(Collected data)
══════════

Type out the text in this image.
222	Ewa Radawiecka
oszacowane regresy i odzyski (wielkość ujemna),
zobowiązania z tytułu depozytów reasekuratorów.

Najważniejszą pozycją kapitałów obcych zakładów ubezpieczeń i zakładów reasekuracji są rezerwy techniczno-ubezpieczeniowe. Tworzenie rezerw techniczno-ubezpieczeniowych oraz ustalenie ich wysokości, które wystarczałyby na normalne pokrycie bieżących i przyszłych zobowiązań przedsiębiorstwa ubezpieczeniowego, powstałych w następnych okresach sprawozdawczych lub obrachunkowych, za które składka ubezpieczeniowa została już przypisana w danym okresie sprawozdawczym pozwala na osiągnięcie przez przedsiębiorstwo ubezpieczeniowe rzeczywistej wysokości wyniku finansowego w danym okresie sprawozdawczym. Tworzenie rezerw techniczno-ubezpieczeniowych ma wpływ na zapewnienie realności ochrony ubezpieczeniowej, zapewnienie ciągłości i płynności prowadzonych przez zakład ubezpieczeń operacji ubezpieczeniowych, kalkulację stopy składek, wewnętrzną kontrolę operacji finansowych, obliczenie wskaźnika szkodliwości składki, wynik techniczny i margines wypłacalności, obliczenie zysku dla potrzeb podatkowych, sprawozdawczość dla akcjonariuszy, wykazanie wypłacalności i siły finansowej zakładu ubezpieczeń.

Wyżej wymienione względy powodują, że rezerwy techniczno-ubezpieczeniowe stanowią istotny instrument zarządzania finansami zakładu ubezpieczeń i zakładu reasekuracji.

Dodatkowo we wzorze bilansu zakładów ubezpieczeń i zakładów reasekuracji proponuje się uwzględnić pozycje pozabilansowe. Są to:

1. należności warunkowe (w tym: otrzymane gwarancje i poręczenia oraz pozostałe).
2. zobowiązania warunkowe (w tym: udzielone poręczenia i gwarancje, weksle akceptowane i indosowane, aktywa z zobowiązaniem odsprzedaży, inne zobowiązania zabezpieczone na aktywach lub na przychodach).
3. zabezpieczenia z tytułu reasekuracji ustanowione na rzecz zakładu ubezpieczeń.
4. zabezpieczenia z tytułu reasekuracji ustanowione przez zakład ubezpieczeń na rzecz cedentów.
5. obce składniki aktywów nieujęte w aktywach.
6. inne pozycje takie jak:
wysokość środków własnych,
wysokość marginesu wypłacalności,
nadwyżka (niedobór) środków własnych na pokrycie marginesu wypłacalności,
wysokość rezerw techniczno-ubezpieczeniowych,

══════════

Exercise: Return all the data above once more, precisely as given.

Exercise response:
Type out the text in this image.
222	Ewa Radawiecka
oszacowane regresy i odzyski (wielkość ujemna),
zobowiązania z tytułu depozytów reasekuratorów.

Najważniejszą pozycją kapitałów obcych zakładów ubezpieczeń i zakładów reasekuracji są rezerwy techniczno-ubezpieczeniowe. Tworzenie rezerw techniczno-ubezpieczeniowych oraz ustalenie ich wysokości, które wystarczałyby na normalne pokrycie bieżących i przyszłych zobowiązań przedsiębiorstwa ubezpieczeniowego, powstałych w następnych okresach sprawozdawczych lub obrachunkowych, za które składka ubezpieczeniowa została już przypisana w danym okresie sprawozdawczym pozwala na osiągnięcie przez przedsiębiorstwo ubezpieczeniowe rzeczywistej wysokości wyniku finansowego w danym okresie sprawozdawczym. Tworzenie rezerw techniczno-ubezpieczeniowych ma wpływ na zapewnienie realności ochrony ubezpieczeniowej, zapewnienie ciągłości i płynności prowadzonych przez zakład ubezpieczeń operacji ubezpieczeniowych, kalkulację stopy składek, wewnętrzną kontrolę operacji finansowych, obliczenie wskaźnika szkodliwości składki, wynik techniczny i margines wypłacalności, obliczenie zysku dla potrzeb podatkowych, sprawozdawczość dla akcjonariuszy, wykazanie wypłacalności i siły finansowej zakładu ubezpieczeń.

Wyżej wymienione względy powodują, że rezerwy techniczno-ubezpieczeniowe stanowią istotny instrument zarządzania finansami zakładu ubezpieczeń i zakładu reasekuracji.

Dodatkowo we wzorze bilansu zakładów ubezpieczeń i zakładów reasekuracji proponuje się uwzględnić pozycje pozabilansowe. Są to:

1. należności warunkowe (w tym: otrzymane gwarancje i poręczenia oraz pozostałe).
2. zobowiązania warunkowe (w tym: udzielone poręczenia i gwarancje, weksle akceptowane i indosowane, aktywa z zobowiązaniem odsprzedaży, inne zobowiązania zabezpieczone na aktywach lub na przychodach).
3. zabezpieczenia z tytułu reasekuracji ustanowione na rzecz zakładu ubezpieczeń.
4. zabezpieczenia z tytułu reasekuracji ustanowione przez zakład ubezpieczeń na rzecz cedentów.
5. obce składniki aktywów nieujęte w aktywach.
6. inne pozycje takie jak:
wysokość środków własnych,
wysokość marginesu wypłacalności,
nadwyżka (niedobór) środków własnych na pokrycie marginesu wypłacalności,
wysokość rezerw techniczno-ubezpieczeniowych,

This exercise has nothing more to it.